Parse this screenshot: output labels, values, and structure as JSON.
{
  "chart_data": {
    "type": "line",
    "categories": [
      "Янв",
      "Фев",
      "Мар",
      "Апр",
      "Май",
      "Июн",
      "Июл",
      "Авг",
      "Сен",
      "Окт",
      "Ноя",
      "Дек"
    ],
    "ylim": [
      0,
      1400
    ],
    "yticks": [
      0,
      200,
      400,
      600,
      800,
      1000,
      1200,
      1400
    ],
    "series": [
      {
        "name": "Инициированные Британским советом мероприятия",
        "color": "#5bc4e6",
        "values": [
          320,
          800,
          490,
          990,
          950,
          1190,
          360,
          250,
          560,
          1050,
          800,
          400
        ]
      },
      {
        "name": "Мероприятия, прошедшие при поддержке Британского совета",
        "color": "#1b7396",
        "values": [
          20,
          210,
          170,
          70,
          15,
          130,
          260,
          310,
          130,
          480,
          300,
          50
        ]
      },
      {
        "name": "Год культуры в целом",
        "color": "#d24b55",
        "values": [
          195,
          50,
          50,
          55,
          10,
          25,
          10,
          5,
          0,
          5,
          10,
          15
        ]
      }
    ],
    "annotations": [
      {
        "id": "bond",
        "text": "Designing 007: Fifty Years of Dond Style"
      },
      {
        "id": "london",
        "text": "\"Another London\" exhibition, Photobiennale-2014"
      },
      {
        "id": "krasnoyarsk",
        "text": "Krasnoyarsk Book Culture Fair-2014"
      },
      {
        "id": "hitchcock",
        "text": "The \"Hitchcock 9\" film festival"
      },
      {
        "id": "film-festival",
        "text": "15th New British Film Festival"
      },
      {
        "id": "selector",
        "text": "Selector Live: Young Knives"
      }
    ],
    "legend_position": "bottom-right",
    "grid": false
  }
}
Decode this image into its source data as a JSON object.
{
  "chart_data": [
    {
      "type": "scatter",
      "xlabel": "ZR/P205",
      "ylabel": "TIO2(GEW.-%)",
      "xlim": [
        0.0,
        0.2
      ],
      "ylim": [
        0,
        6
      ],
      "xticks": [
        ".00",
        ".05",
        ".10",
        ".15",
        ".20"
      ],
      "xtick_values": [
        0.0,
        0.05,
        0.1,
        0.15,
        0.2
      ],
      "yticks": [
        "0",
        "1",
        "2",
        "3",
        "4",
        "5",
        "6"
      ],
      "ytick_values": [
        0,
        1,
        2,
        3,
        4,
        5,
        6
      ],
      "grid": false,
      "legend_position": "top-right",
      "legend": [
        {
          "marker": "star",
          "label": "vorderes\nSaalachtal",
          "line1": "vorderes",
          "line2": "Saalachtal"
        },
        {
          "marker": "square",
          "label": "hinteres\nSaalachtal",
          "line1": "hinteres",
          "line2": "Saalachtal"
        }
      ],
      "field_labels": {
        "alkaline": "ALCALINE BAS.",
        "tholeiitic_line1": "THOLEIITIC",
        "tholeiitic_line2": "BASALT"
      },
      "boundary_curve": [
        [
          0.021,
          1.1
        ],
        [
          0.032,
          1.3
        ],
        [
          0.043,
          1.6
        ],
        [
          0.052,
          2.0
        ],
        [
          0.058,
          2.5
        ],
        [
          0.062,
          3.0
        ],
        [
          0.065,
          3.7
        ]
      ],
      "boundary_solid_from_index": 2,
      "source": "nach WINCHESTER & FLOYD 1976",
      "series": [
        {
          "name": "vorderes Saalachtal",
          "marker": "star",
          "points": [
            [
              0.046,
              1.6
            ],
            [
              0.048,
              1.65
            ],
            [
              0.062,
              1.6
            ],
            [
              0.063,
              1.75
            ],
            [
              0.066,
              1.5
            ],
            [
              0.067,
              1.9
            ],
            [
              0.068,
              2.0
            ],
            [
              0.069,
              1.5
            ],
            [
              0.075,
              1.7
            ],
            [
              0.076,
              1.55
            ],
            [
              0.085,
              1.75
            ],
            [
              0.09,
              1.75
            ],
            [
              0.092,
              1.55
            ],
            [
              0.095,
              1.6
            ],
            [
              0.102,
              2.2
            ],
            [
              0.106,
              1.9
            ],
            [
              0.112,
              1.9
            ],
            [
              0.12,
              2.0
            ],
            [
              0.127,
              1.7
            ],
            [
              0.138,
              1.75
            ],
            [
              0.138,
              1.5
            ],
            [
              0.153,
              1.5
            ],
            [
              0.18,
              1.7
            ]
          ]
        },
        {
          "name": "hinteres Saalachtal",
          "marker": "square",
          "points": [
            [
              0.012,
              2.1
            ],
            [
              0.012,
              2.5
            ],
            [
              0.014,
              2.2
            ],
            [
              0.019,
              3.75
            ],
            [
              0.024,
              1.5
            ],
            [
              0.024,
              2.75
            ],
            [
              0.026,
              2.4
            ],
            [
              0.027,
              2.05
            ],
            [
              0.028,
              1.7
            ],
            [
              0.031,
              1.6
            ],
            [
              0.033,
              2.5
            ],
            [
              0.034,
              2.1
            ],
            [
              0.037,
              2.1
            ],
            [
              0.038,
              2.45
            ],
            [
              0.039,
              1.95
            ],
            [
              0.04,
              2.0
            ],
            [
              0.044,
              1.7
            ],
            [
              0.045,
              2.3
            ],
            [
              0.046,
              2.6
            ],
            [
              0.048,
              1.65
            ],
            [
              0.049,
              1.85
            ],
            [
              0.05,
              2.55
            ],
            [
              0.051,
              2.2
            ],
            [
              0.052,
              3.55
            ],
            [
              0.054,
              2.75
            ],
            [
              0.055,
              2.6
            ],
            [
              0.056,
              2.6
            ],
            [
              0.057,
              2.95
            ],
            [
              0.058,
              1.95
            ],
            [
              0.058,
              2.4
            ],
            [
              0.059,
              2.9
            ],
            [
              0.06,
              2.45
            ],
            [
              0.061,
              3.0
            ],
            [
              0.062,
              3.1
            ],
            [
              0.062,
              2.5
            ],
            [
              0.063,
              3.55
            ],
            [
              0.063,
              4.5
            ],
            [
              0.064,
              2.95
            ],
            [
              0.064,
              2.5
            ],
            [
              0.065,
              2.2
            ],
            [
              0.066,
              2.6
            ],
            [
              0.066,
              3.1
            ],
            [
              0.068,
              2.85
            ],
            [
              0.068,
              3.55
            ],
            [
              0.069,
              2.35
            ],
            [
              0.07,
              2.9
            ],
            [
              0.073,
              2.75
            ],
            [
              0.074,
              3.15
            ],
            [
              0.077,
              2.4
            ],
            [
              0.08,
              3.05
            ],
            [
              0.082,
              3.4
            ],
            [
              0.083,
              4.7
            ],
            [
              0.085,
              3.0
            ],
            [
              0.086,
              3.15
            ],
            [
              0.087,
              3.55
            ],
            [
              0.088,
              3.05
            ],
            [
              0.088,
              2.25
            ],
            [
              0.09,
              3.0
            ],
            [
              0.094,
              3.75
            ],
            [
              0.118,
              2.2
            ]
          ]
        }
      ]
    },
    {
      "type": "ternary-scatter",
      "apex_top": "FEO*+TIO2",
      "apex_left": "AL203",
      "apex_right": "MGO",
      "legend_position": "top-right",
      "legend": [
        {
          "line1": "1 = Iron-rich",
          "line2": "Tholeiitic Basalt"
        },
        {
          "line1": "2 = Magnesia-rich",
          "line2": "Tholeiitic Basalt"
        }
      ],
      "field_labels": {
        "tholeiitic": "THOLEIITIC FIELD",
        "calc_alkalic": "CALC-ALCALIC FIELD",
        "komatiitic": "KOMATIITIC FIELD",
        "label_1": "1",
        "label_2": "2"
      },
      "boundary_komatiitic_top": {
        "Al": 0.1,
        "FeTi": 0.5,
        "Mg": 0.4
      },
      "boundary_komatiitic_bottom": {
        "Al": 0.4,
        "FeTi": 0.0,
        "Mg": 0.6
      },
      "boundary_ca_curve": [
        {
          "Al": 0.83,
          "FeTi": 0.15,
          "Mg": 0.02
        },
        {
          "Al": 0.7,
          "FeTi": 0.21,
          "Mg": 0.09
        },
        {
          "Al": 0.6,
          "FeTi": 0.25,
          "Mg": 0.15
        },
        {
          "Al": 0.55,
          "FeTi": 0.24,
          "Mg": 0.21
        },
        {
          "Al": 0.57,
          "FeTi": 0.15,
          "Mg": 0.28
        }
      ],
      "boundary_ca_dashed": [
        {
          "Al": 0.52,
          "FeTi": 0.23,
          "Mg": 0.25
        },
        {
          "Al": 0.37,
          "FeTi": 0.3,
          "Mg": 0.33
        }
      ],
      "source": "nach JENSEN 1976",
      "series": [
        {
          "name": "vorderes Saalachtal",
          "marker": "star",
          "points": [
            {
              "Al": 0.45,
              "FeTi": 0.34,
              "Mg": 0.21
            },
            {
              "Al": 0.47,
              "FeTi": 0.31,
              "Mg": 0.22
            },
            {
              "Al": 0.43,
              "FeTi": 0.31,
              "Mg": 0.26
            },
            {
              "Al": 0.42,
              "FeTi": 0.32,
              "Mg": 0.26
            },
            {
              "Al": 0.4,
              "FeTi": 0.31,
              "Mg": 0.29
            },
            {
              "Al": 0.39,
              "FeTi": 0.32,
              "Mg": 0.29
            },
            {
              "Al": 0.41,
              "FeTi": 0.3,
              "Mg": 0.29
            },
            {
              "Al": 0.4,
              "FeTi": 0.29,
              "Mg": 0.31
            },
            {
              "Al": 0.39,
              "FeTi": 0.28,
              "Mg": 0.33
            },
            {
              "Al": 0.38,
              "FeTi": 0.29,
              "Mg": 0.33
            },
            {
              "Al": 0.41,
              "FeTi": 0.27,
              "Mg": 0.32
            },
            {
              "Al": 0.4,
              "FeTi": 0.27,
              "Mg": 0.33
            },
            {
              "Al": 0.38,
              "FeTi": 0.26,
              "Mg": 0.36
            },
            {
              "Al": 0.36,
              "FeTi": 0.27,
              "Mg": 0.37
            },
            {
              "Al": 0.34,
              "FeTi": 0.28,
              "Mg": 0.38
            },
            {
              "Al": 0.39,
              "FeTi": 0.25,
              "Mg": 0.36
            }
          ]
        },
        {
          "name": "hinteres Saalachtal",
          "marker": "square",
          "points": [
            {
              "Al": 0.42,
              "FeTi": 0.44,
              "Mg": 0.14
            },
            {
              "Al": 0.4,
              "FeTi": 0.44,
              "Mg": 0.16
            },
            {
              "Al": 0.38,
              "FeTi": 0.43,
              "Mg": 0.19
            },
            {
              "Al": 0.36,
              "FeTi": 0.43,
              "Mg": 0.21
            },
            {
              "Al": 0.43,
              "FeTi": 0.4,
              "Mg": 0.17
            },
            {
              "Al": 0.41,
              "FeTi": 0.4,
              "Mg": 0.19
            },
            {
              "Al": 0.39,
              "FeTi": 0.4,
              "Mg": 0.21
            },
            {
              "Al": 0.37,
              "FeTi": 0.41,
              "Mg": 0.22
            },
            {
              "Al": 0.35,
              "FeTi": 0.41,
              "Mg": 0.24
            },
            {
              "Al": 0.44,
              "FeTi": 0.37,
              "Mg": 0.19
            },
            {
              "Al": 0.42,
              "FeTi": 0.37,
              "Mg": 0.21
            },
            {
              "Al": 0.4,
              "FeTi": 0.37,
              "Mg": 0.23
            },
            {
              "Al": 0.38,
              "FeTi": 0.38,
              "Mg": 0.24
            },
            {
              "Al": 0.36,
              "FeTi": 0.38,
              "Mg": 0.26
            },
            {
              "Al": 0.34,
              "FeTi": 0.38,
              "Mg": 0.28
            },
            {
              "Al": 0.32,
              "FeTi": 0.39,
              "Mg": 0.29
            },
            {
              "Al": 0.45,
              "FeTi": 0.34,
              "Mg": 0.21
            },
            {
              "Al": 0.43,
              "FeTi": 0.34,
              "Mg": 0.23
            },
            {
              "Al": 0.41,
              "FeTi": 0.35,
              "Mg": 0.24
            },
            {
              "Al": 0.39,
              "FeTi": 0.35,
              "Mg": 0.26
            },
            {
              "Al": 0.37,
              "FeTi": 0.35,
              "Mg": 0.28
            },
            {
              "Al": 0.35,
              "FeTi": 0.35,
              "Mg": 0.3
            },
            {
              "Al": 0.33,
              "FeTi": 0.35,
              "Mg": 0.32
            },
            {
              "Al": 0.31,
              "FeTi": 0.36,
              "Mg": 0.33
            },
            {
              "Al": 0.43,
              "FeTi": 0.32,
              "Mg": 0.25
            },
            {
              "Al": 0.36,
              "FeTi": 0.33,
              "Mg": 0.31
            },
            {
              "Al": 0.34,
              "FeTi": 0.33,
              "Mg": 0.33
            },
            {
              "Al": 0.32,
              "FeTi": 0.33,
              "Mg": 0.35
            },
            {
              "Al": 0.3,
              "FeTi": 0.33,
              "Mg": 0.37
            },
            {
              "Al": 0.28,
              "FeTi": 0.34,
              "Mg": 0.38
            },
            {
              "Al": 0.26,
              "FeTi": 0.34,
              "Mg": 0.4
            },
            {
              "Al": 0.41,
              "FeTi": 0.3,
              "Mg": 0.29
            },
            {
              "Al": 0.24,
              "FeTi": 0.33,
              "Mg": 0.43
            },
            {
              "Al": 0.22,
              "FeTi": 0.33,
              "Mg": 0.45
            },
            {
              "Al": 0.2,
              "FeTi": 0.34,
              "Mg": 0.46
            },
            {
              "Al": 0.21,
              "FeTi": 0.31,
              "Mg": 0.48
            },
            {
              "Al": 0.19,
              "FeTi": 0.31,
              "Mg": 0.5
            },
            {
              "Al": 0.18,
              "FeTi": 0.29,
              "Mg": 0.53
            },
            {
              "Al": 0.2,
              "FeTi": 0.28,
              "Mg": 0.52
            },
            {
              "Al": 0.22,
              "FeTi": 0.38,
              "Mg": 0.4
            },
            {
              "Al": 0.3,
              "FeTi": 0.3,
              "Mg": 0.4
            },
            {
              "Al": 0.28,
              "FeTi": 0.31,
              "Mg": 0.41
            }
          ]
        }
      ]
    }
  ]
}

--

The request:
Your answer should be a single number: the count of lines in the listing that contain the word "nSaalachtal".

Answer:
2